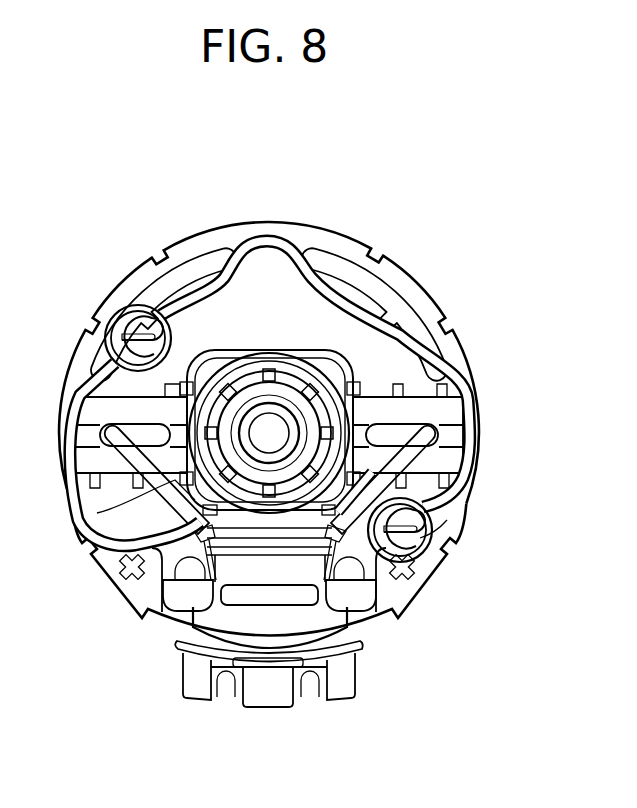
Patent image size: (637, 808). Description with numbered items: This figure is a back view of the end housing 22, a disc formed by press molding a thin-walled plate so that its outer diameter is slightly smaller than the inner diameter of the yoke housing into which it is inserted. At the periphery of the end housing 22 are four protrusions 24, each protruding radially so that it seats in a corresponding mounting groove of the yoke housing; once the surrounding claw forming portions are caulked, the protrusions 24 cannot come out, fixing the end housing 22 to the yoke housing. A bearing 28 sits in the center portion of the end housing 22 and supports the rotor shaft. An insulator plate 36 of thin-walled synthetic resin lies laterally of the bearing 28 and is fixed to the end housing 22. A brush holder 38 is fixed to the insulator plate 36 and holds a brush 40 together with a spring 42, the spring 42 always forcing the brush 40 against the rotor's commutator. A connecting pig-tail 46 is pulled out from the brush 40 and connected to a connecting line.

The end housing 22 is at (240, 222).
The protrusions 24 is at (122, 277).
The bearing 28 is at (347, 375).
The insulator plate 36 is at (277, 273).
The brush holder 38 is at (82, 410).
The brush 40 is at (117, 420).
The spring 42 is at (100, 307).
The connecting pig-tail 46 is at (97, 513).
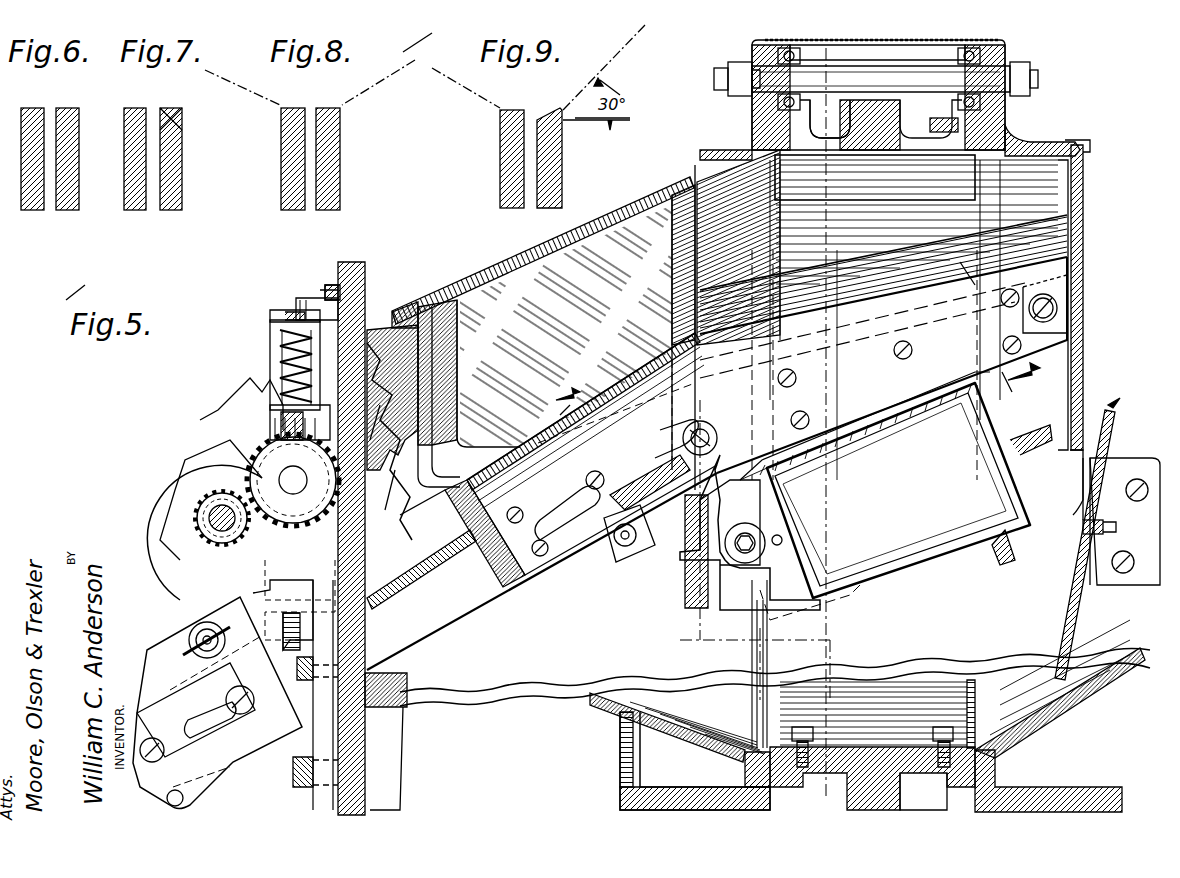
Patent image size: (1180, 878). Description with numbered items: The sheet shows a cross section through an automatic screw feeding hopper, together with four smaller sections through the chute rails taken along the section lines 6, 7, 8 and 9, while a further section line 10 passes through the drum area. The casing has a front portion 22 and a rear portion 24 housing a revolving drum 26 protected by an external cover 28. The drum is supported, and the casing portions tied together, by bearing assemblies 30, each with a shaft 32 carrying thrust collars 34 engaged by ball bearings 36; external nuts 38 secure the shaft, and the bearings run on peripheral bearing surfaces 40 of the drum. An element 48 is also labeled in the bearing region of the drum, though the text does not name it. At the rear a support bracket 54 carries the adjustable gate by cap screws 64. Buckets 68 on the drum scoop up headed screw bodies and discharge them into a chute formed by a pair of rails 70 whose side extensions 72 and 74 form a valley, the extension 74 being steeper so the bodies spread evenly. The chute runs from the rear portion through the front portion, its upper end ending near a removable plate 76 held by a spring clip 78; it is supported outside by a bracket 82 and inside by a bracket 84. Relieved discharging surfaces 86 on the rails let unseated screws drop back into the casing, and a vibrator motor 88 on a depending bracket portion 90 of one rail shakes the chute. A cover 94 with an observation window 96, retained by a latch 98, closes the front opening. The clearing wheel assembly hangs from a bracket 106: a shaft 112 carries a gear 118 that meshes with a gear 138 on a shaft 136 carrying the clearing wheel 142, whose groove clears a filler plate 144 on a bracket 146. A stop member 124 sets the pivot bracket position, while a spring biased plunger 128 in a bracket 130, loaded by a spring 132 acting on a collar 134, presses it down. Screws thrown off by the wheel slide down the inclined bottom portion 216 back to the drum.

In FIG. 5, the section line 6— 6 is at (148, 705).
In FIG. 5, the section line 7— 7 is at (440, 635).
In FIG. 5, the section line 8— 8 is at (706, 400).
In FIG. 5, the section line 9— 9 is at (990, 327).
In FIG. 5, the section line 10— 10 is at (835, 30).
In FIG. 5, the front casing portion 22 is at (640, 760).
In FIG. 5, the rear casing portion 24 is at (1110, 700).
In FIG. 5, the revolving drum 26 is at (1015, 118).
In FIG. 5, the external cover 28 is at (1012, 48).
In FIG. 5, the bearing assembly 30 is at (740, 76).
In FIG. 5, the shaft 32 is at (870, 75).
In FIG. 5, the thrust collar 34 is at (818, 60).
In FIG. 5, the ball bearing 36 is at (960, 36).
In FIG. 5, the external nut 38 is at (1034, 72).
In FIG. 5, the peripheral bearing surface 40 is at (840, 110).
In FIG. 5, the key block 48 is at (930, 122).
In FIG. 5, the support bracket 54 is at (1128, 458).
In FIG. 5, the cap screw 64 is at (1118, 530).
In FIG. 5, the bucket 68 is at (850, 710).
In FIG. 6, the rail 70 is at (63, 210).
In FIG. 7, the rail 70 is at (182, 192).
In FIG. 5, the rail 70 is at (500, 600).
In FIG. 5, the side extension 72 is at (866, 290).
In FIG. 5, the side extension 74 is at (810, 300).
In FIG. 5, the removable plate 76 is at (1083, 185).
In FIG. 5, the spring clip or latch 78 is at (1090, 140).
In FIG. 5, the bracket 82 is at (272, 752).
In FIG. 5, the bracket 84 is at (740, 420).
In FIG. 7, the discharging surface 86 is at (182, 110).
In FIG. 5, the discharging surface 86 is at (455, 575).
In FIG. 5, the vibrator motor 88 is at (912, 582).
In FIG. 5, the depending bracket portion 90 is at (795, 612).
In FIG. 5, the cover 94 is at (425, 300).
In FIG. 5, the observation window 96 is at (496, 275).
In FIG. 5, the latch or fastening means 98 is at (696, 178).
In FIG. 5, the bracket 106 is at (366, 616).
In FIG. 5, the shaft 112 is at (209, 518).
In FIG. 5, the gear 118 is at (185, 497).
In FIG. 5, the stop member 124 is at (262, 603).
In FIG. 5, the spring biased plunger 128 is at (298, 312).
In FIG. 5, the bracket 130 is at (332, 286).
In FIG. 5, the spring 132 is at (275, 348).
In FIG. 5, the collar 134 is at (270, 400).
In FIG. 5, the shaft 136 is at (293, 480).
In FIG. 5, the gear 138 is at (200, 425).
In FIG. 5, the clearing wheel 142 is at (443, 393).
In FIG. 5, the filler plate 144 is at (402, 505).
In FIG. 5, the bracket 146 is at (270, 315).
In FIG. 5, the inclined bottom portion 216 is at (665, 760).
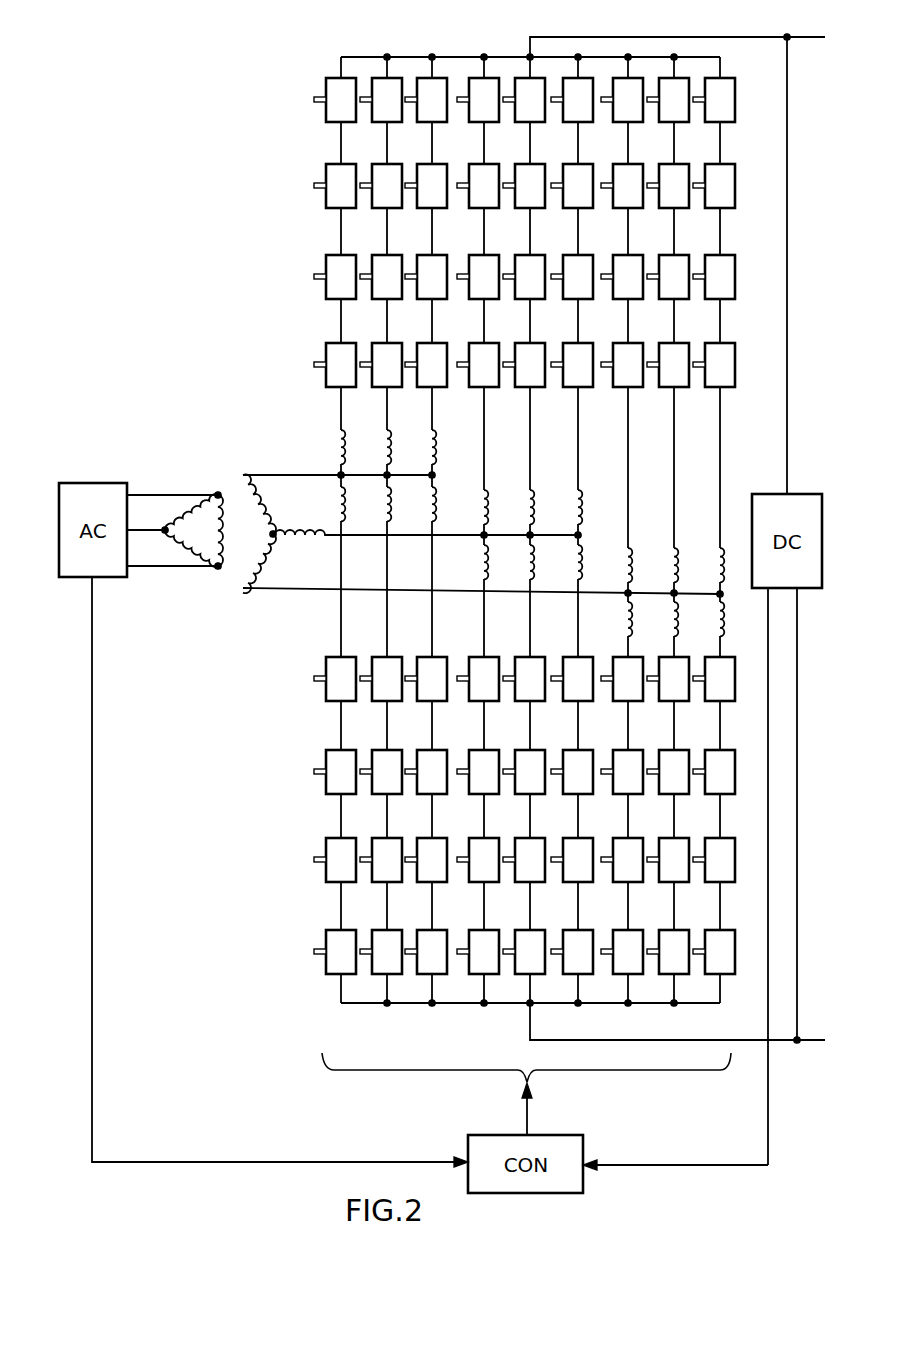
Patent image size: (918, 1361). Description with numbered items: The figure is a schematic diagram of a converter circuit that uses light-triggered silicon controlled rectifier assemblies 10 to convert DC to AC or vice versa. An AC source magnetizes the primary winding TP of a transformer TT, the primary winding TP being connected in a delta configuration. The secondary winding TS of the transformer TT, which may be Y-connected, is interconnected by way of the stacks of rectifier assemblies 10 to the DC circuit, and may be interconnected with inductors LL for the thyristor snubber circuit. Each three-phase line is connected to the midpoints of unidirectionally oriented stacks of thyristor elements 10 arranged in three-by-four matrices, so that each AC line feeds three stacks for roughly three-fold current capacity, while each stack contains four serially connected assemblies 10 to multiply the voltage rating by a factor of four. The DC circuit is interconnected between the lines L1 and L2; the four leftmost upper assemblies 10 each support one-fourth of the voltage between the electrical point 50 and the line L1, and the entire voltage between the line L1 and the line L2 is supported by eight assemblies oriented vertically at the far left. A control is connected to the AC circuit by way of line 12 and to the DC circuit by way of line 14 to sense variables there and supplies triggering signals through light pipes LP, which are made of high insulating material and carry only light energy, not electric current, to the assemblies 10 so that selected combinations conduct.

The silicon controlled rectifier assembly 10 is at (333, 77).
The light pipe LP is at (321, 100).
The inductor LL is at (337, 447).
The electrical point 50 is at (340, 474).
The primary winding TP is at (210, 543).
The transformer TT is at (256, 544).
The secondary winding TS is at (302, 562).
The line L1 is at (778, 40).
The line L2 is at (778, 1046).
The line 12 is at (430, 1162).
The line 14 is at (678, 1162).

Exercise details:
Output every line of the listing above as a Markdown table with the columns Row and Text, numbering the rows in order and skipping blank lines. Leave the pictures out of the table.

Written response:
| Row | Text |
|---|---|
| 1 | Patent image size: (637, 808). Description with numbered items: This figure is a back view of the end housing 22, a disc formed by press molding a thin-walled plate so that its outer diameter is slightly smaller than the inner diameter of the yoke housing into which it is inserted. At the periphery of the end housing 22 are four protrusions 24, each protruding radially so that it seats in a corresponding mounting groove of the yoke housing; once the surrounding claw forming portions are caulked, the protrusions 24 cannot come out, fixing the end housing 22 to the yoke housing. A bearing 28 sits in the center portion of the end housing 22 and supports the rotor shaft. An insulator plate 36 of thin-walled synthetic resin lies laterally of the bearing 28 and is fixed to the end housing 22. A brush holder 38 is fixed to the insulator plate 36 and holds a brush 40 together with a spring 42, the spring 42 always forcing the brush 40 against the rotor's commutator. A connecting pig-tail 46 is pulled out from the brush 40 and connected to a connecting line. |
| 2 | The end housing 22 is at (240, 222). |
| 3 | The protrusions 24 is at (122, 277). |
| 4 | The bearing 28 is at (347, 375). |
| 5 | The insulator plate 36 is at (277, 273). |
| 6 | The brush holder 38 is at (82, 410). |
| 7 | The brush 40 is at (117, 420). |
| 8 | The spring 42 is at (100, 307). |
| 9 | The connecting pig-tail 46 is at (97, 513). |
| 10 | Patent image size: (1180, 878). Description with numbered items: The sheet shows a cross section through an automatic screw feeding hopper, together with four smaller sections through the chute rails taken along the section lines 6, 7, 8 and 9, while a further section line 10 passes through the drum area. The casing has a front portion 22 and a rear portion 24 housing a revolving drum 26 protected by an external cover 28. The drum is supported, and the casing portions tied together, by bearing assemblies 30, each with a shaft 32 carrying thrust collars 34 engaged by ball bearings 36; external nuts 38 secure the shaft, and the bearings run on peripheral bearing surfaces 40 of the drum. An element 48 is also labeled in the bearing region of the drum, though the text does not name it. At the rear a support bracket 54 carries the adjustable gate by cap screws 64. Buckets 68 on the drum scoop up headed screw bodies and discharge them into a chute formed by a pair of rails 70 whose side extensions 72 and 74 form a valley, the extension 74 being steeper so the bodies spread evenly. The chute runs from the rear portion through the front portion, its upper end ending near a removable plate 76 held by a spring clip 78; it is supported outside by a bracket 82 and inside by a bracket 84. Relieved discharging surfaces 86 on the rails let unseated screws drop back into the casing, and a vibrator motor 88 on a depending bracket portion 90 of one rail shakes the chute. A cover 94 with an observation window 96, retained by a latch 98, closes the front opening. The clearing wheel assembly hangs from a bracket 106: a shaft 112 carries a gear 118 that meshes with a gear 138 on a shaft 136 carrying the clearing wheel 142, whose groove clears a filler plate 144 on a bracket 146. A stop member 124 sets the pivot bracket position, while a spring biased plunger 128 in a bracket 130, loaded by a spring 132 acting on a collar 134, presses it down. Screws thrown off by the wheel slide down the inclined bottom portion 216 back to the drum. |
| 11 | In FIG. 5, the section line 6— 6 is at (148, 705). |
| 12 | In FIG. 5, the section line 7— 7 is at (440, 635). |
| 13 | In FIG. 5, the section line 8— 8 is at (706, 400). |
| 14 | In FIG. 5, the section line 9— 9 is at (990, 327). |
| 15 | In FIG. 5, the section line 10— 10 is at (835, 30). |
| 16 | In FIG. 5, the front casing portion 22 is at (640, 760). |
| 17 | In FIG. 5, the rear casing portion 24 is at (1110, 700). |
| 18 | In FIG. 5, the revolving drum 26 is at (1015, 118). |
| 19 | In FIG. 5, the external cover 28 is at (1012, 48). |
| 20 | In FIG. 5, the bearing assembly 30 is at (740, 76). |
| 21 | In FIG. 5, the shaft 32 is at (870, 75). |
| 22 | In FIG. 5, the thrust collar 34 is at (818, 60). |
| 23 | In FIG. 5, the ball bearing 36 is at (960, 36). |
| 24 | In FIG. 5, the external nut 38 is at (1034, 72). |
| 25 | In FIG. 5, the peripheral bearing surface 40 is at (840, 110). |
| 26 | In FIG. 5, the key block 48 is at (930, 122). |
| 27 | In FIG. 5, the support bracket 54 is at (1128, 458). |
| 28 | In FIG. 5, the cap screw 64 is at (1118, 530). |
| 29 | In FIG. 5, the bucket 68 is at (850, 710). |
| 30 | In FIG. 6, the rail 70 is at (63, 210). |
| 31 | In FIG. 7, the rail 70 is at (182, 192). |
| 32 | In FIG. 5, the rail 70 is at (500, 600). |
| 33 | In FIG. 5, the side extension 72 is at (866, 290). |
| 34 | In FIG. 5, the side extension 74 is at (810, 300). |
| 35 | In FIG. 5, the removable plate 76 is at (1083, 185). |
| 36 | In FIG. 5, the spring clip or latch 78 is at (1090, 140). |
| 37 | In FIG. 5, the bracket 82 is at (272, 752). |
| 38 | In FIG. 5, the bracket 84 is at (740, 420). |
| 39 | In FIG. 7, the discharging surface 86 is at (182, 110). |
| 40 | In FIG. 5, the discharging surface 86 is at (455, 575). |
| 41 | In FIG. 5, the vibrator motor 88 is at (912, 582). |
| 42 | In FIG. 5, the depending bracket portion 90 is at (795, 612). |
| 43 | In FIG. 5, the cover 94 is at (425, 300). |
| 44 | In FIG. 5, the observation window 96 is at (496, 275). |
| 45 | In FIG. 5, the latch or fastening means 98 is at (696, 178). |
| 46 | In FIG. 5, the bracket 106 is at (366, 616). |
| 47 | In FIG. 5, the shaft 112 is at (209, 518). |
| 48 | In FIG. 5, the gear 118 is at (185, 497). |
| 49 | In FIG. 5, the stop member 124 is at (262, 603). |
| 50 | In FIG. 5, the spring biased plunger 128 is at (298, 312). |
| 51 | In FIG. 5, the bracket 130 is at (332, 286). |
| 52 | In FIG. 5, the spring 132 is at (275, 348). |
| 53 | In FIG. 5, the collar 134 is at (270, 400). |
| 54 | In FIG. 5, the shaft 136 is at (293, 480). |
| 55 | In FIG. 5, the gear 138 is at (200, 425). |
| 56 | In FIG. 5, the clearing wheel 142 is at (443, 393). |
| 57 | In FIG. 5, the filler plate 144 is at (402, 505). |
| 58 | In FIG. 5, the bracket 146 is at (270, 315). |
| 59 | In FIG. 5, the inclined bottom portion 216 is at (665, 760). |
| 60 | Patent image size: (918, 1361). Description with numbered items: The figure is a schematic diagram of a converter circuit that uses light-triggered silicon controlled rectifier assemblies 10 to convert DC to AC or vice versa. An AC source magnetizes the primary winding TP of a transformer TT, the primary winding TP being connected in a delta configuration. The secondary winding TS of the transformer TT, which may be Y-connected, is interconnected by way of the stacks of rectifier assemblies 10 to the DC circuit, and may be interconnected with inductors LL for the thyristor snubber circuit. Each three-phase line is connected to the midpoints of unidirectionally oriented stacks of thyristor elements 10 arranged in three-by-four matrices, so that each AC line feeds three stacks for roughly three-fold current capacity, while each stack contains four serially connected assemblies 10 to multiply the voltage rating by a factor of four. The DC circuit is interconnected between the lines L1 and L2; the four leftmost upper assemblies 10 each support one-fourth of the voltage between the electrical point 50 and the line L1, and the entire voltage between the line L1 and the line L2 is supported by eight assemblies oriented vertically at the far left. A control is connected to the AC circuit by way of line 12 and to the DC circuit by way of line 14 to sense variables there and supplies triggering signals through light pipes LP, which are made of high insulating material and carry only light energy, not electric current, to the assemblies 10 so that selected combinations conduct. |
| 61 | The silicon controlled rectifier assembly 10 is at (333, 77). |
| 62 | The light pipe LP is at (321, 100). |
| 63 | The inductor LL is at (337, 447). |
| 64 | The electrical point 50 is at (340, 474). |
| 65 | The primary winding TP is at (210, 543). |
| 66 | The transformer TT is at (256, 544). |
| 67 | The secondary winding TS is at (302, 562). |
| 68 | The line L1 is at (778, 40). |
| 69 | The line L2 is at (778, 1046). |
| 70 | The line 12 is at (430, 1162). |
| 71 | The line 14 is at (678, 1162). |